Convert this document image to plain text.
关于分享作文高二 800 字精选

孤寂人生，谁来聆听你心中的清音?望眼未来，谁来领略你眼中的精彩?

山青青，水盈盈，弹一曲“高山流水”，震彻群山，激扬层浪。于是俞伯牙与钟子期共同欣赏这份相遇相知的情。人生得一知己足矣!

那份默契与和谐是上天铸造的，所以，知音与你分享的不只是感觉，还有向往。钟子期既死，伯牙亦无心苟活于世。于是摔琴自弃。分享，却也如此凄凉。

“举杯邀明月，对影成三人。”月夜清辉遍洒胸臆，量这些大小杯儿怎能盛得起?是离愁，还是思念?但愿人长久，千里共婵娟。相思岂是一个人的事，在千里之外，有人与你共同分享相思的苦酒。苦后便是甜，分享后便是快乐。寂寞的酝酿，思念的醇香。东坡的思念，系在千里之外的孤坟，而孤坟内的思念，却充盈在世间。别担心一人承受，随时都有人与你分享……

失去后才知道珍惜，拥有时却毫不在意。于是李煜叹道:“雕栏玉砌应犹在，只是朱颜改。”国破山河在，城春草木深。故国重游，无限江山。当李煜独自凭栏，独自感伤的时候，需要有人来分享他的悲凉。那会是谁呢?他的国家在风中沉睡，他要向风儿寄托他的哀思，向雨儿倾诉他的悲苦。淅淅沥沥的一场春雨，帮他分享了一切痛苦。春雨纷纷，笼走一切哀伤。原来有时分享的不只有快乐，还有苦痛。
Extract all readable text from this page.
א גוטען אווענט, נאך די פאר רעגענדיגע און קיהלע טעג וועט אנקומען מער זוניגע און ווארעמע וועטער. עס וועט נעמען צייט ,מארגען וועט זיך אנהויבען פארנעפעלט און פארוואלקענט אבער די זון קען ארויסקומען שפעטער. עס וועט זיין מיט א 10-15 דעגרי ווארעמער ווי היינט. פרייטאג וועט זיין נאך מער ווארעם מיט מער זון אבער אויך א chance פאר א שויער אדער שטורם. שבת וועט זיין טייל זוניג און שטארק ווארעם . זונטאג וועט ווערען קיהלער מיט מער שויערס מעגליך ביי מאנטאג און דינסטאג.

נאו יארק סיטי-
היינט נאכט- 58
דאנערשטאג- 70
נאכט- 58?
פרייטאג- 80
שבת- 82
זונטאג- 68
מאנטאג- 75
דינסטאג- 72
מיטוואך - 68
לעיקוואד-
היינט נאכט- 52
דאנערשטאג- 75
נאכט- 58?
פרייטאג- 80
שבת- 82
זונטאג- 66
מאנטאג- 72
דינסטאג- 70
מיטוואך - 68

────────

* _Set exercise_
Write out every record, exactly as written.

* _Task output_
Convert this document image to plain text.
关于分享作文高二 800 字精选

孤寂人生，谁来聆听你心中的清音?望眼未来，谁来领略你眼中的精彩?

山青青，水盈盈，弹一曲“高山流水”，震彻群山，激扬层浪。于是俞伯牙与钟子期共同欣赏这份相遇相知的情。人生得一知己足矣!

那份默契与和谐是上天铸造的，所以，知音与你分享的不只是感觉，还有向往。钟子期既死，伯牙亦无心苟活于世。于是摔琴自弃。分享，却也如此凄凉。

“举杯邀明月，对影成三人。”月夜清辉遍洒胸臆，量这些大小杯儿怎能盛得起?是离愁，还是思念?但愿人长久，千里共婵娟。相思岂是一个人的事，在千里之外，有人与你共同分享相思的苦酒。苦后便是甜，分享后便是快乐。寂寞的酝酿，思念的醇香。东坡的思念，系在千里之外的孤坟，而孤坟内的思念，却充盈在世间。别担心一人承受，随时都有人与你分享……

失去后才知道珍惜，拥有时却毫不在意。于是李煜叹道:“雕栏玉砌应犹在，只是朱颜改。”国破山河在，城春草木深。故国重游，无限江山。当李煜独自凭栏，独自感伤的时候，需要有人来分享他的悲凉。那会是谁呢?他的国家在风中沉睡，他要向风儿寄托他的哀思，向雨儿倾诉他的悲苦。淅淅沥沥的一场春雨，帮他分享了一切痛苦。春雨纷纷，笼走一切哀伤。原来有时分享的不只有快乐，还有苦痛。
Extract all readable text from this page.
א גוטען אווענט, נאך די פאר רעגענדיגע און קיהלע טעג וועט אנקומען מער זוניגע און ווארעמע וועטער. עס וועט נעמען צייט ,מארגען וועט זיך אנהויבען פארנעפעלט און פארוואלקענט אבער די זון קען ארויסקומען שפעטער. עס וועט זיין מיט א 10-15 דעגרי ווארעמער ווי היינט. פרייטאג וועט זיין נאך מער ווארעם מיט מער זון אבער אויך א chance פאר א שויער אדער שטורם. שבת וועט זיין טייל זוניג און שטארק ווארעם . זונטאג וועט ווערען קיהלער מיט מער שויערס מעגליך ביי מאנטאג און דינסטאג.

נאו יארק סיטי-
היינט נאכט- 58
דאנערשטאג- 70
נאכט- 58?
פרייטאג- 80
שבת- 82
זונטאג- 68
מאנטאג- 75
דינסטאג- 72
מיטוואך - 68
לעיקוואד-
היינט נאכט- 52
דאנערשטאג- 75
נאכט- 58?
פרייטאג- 80
שבת- 82
זונטאג- 66
מאנטאג- 72
דינסטאג- 70
מיטוואך - 68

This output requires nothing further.